━━━━━ Records to process
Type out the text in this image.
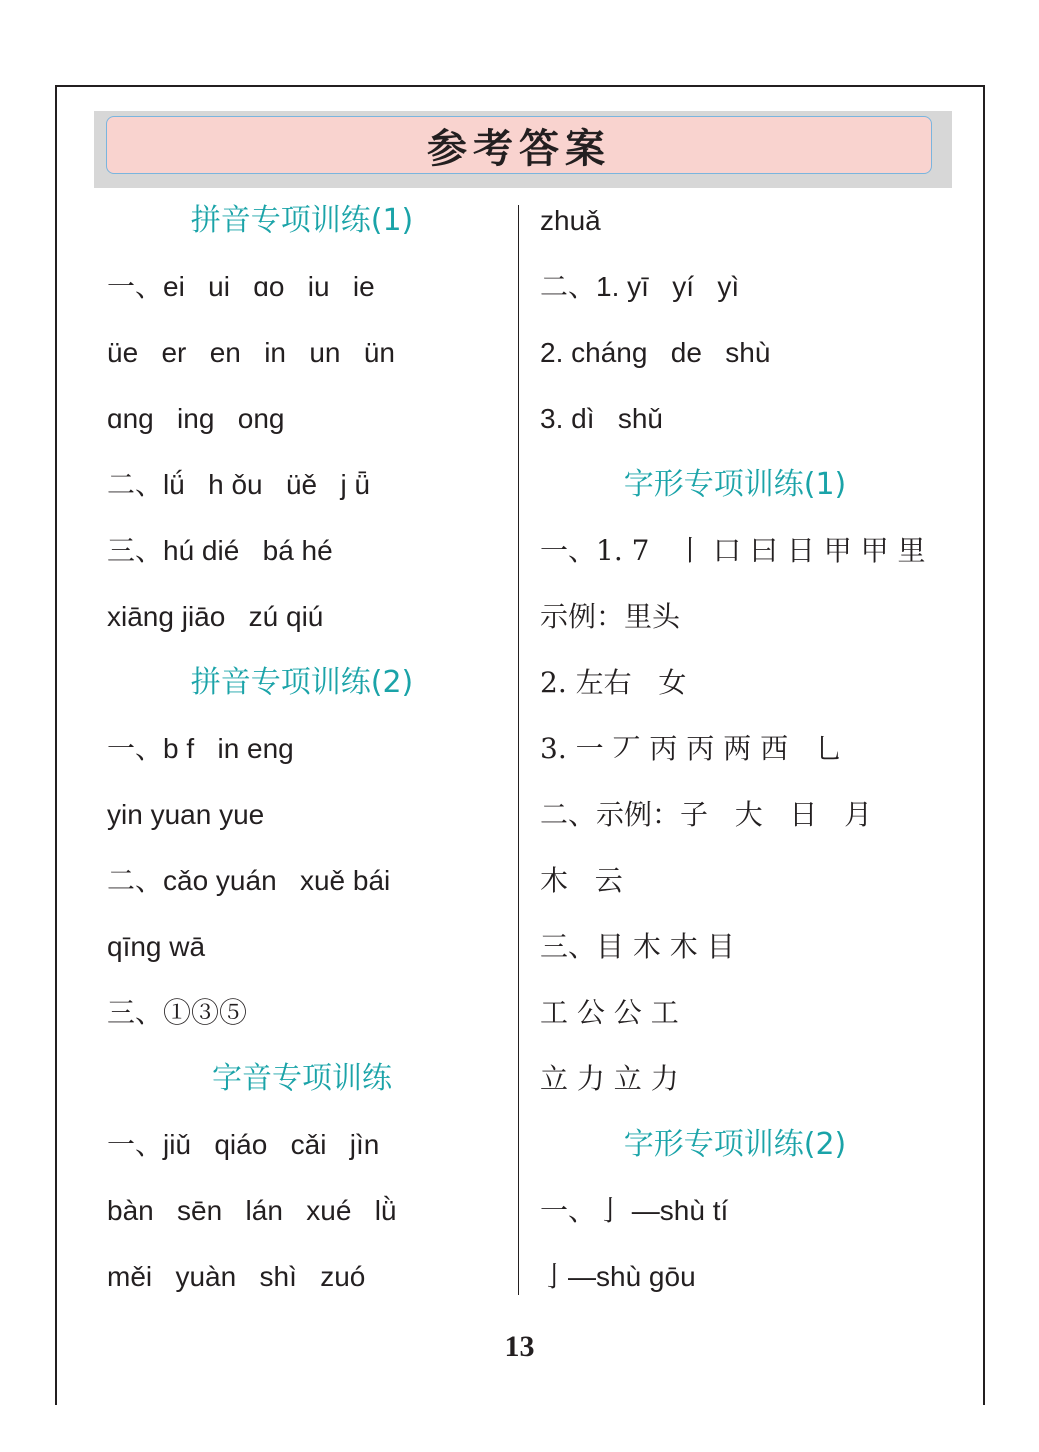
参考答案
拼音专项训练(1)
一、ei   ui   ɑo   iu   ie
üe   er   en   in   un   ün
ɑng   ing   ong
二、lǘ   h ǒu   üě   j ǖ
三、hú dié   bá hé
xiāng jiāo   zú qiú
拼音专项训练(2)
一、b f   in eng
yin yuan yue
二、cǎo yuán   xuě bái
qīng wā
三、①③⑤
字音专项训练
一、jiǔ   qiáo   cǎi   jìn
bàn   sēn   lán   xué   lǜ
měi   yuàn   shì   zuó
zhuǎ
二、1. yī   yí   yì
2. cháng   de   shù
3. dì   shǔ
字形专项训练(1)
一、1. 7   丨 口 曰 日 甲 甲 里
示例：里头
2. 左右   女
3. 一 丆 丙 丙 两 西   乚
二、示例：子   大   日   月
木   云
三、目 木 木 目
工 公 公 工
立 力 立 力
字形专项训练(2)
一、亅 —shù tí
亅—shù gōu
13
━━━━━━━━━━
**Task requirements**
Without including any picture, repeat the data exactly.

**Result below**
Type out the text in this image.
参考答案
拼音专项训练(1)
一、ei   ui   ɑo   iu   ie
üe   er   en   in   un   ün
ɑng   ing   ong
二、lǘ   h ǒu   üě   j ǖ
三、hú dié   bá hé
xiāng jiāo   zú qiú
拼音专项训练(2)
一、b f   in eng
yin yuan yue
二、cǎo yuán   xuě bái
qīng wā
三、①③⑤
字音专项训练
一、jiǔ   qiáo   cǎi   jìn
bàn   sēn   lán   xué   lǜ
měi   yuàn   shì   zuó
zhuǎ
二、1. yī   yí   yì
2. cháng   de   shù
3. dì   shǔ
字形专项训练(1)
一、1. 7   丨 口 曰 日 甲 甲 里
示例：里头
2. 左右   女
3. 一 丆 丙 丙 两 西   乚
二、示例：子   大   日   月
木   云
三、目 木 木 目
工 公 公 工
立 力 立 力
字形专项训练(2)
一、亅 —shù tí
亅—shù gōu
13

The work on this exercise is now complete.